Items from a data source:
▬▬▬

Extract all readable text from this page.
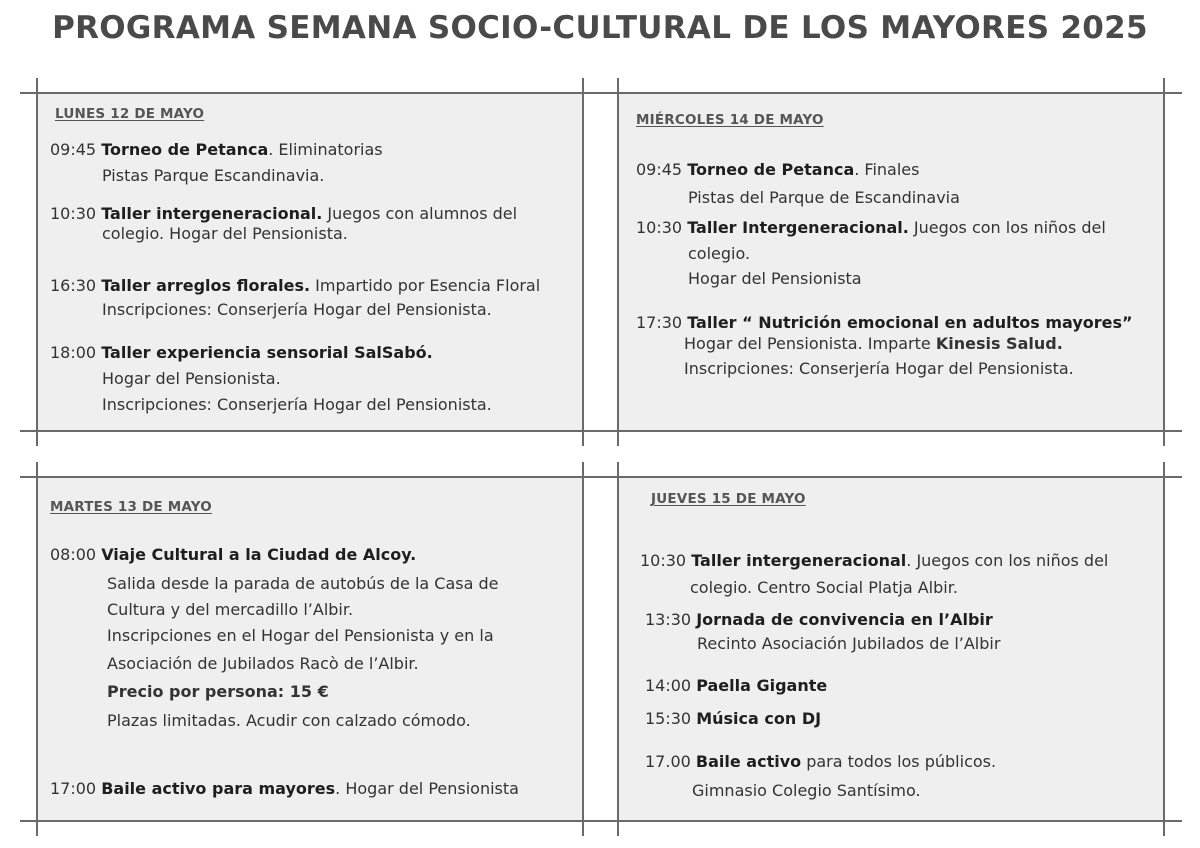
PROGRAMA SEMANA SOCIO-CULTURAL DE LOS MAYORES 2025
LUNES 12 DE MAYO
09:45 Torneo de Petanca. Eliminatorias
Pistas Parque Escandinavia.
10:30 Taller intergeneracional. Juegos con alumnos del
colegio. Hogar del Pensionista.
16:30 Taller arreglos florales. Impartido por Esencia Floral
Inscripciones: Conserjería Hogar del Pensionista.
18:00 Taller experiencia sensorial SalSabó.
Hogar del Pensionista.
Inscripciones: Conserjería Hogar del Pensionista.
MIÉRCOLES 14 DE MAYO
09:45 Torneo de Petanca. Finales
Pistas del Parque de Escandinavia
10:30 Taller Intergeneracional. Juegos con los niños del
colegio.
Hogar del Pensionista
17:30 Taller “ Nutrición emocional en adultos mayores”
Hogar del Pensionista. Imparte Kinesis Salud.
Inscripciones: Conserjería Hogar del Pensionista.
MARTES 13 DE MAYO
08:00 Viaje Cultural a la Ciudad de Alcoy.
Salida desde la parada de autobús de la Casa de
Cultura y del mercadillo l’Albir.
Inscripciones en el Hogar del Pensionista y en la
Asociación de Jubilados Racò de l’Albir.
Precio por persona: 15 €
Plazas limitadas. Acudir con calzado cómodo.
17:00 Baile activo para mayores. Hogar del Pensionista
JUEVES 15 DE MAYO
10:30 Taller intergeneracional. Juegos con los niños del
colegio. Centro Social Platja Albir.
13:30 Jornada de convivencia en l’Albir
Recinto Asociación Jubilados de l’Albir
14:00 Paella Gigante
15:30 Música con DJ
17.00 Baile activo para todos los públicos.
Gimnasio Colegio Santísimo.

▬▬▬

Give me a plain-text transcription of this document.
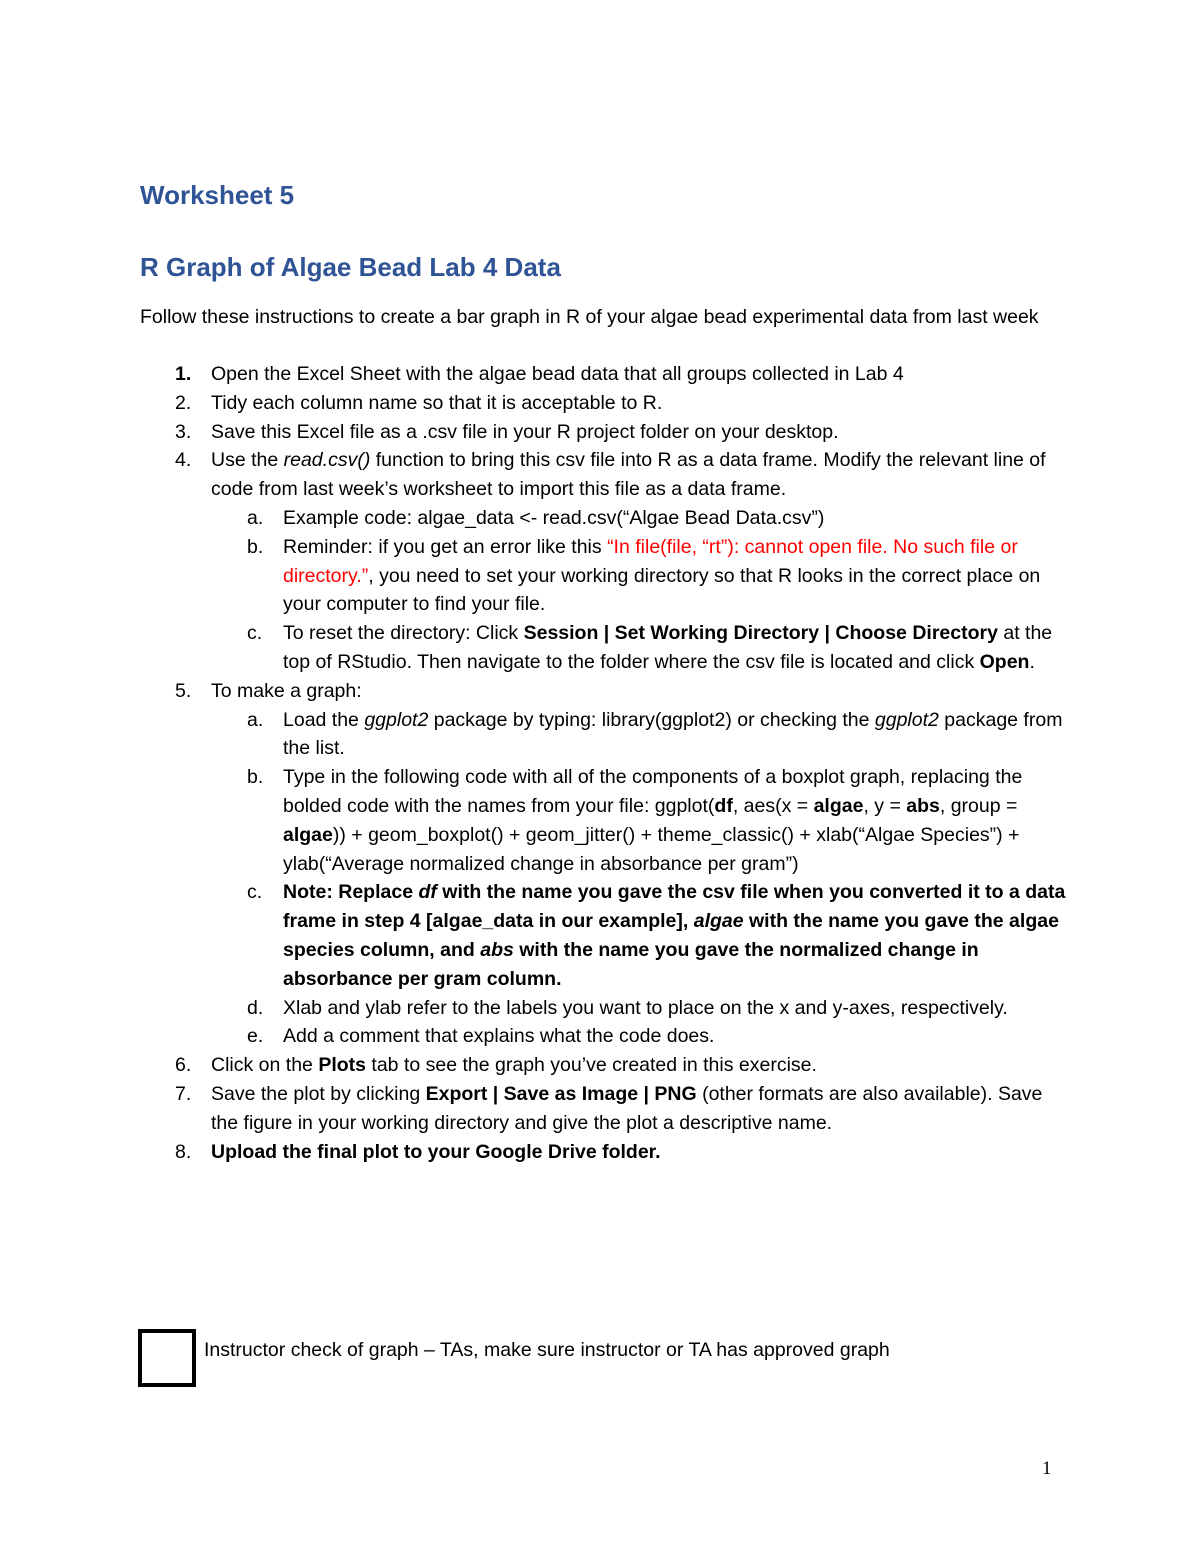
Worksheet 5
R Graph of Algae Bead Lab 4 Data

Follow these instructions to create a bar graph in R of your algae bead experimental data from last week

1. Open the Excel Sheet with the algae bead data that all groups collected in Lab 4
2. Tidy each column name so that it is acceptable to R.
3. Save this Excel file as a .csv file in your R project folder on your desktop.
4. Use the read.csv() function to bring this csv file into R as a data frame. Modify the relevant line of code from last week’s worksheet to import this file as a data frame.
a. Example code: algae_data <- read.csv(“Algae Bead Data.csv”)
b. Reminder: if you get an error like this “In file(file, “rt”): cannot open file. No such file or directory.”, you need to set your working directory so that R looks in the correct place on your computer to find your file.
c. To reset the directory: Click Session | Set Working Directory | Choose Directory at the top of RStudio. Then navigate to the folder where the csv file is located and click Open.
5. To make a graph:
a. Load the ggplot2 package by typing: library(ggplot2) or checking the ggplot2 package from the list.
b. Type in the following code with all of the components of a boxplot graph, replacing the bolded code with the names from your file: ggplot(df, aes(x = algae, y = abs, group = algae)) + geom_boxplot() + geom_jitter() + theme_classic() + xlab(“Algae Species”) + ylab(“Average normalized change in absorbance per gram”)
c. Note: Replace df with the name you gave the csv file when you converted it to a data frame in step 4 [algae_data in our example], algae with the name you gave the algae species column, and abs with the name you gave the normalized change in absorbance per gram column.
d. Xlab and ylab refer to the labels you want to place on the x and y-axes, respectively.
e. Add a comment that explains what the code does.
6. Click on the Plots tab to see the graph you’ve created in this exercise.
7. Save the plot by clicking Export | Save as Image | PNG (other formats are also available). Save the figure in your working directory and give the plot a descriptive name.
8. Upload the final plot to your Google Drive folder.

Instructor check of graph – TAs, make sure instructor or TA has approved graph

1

▬▬▬

▶ **WORK TO COMPLETE**
Extract each line from the listing that holds the word "column".

▶ **RESULT BELOW**
2. Tidy each column name so that it is acceptable to R.
c. Note: Replace df with the name you gave the csv file when you converted it to a data frame in step 4 [algae_data in our example], algae with the name you gave the algae species column, and abs with the name you gave the normalized change in absorbance per gram column.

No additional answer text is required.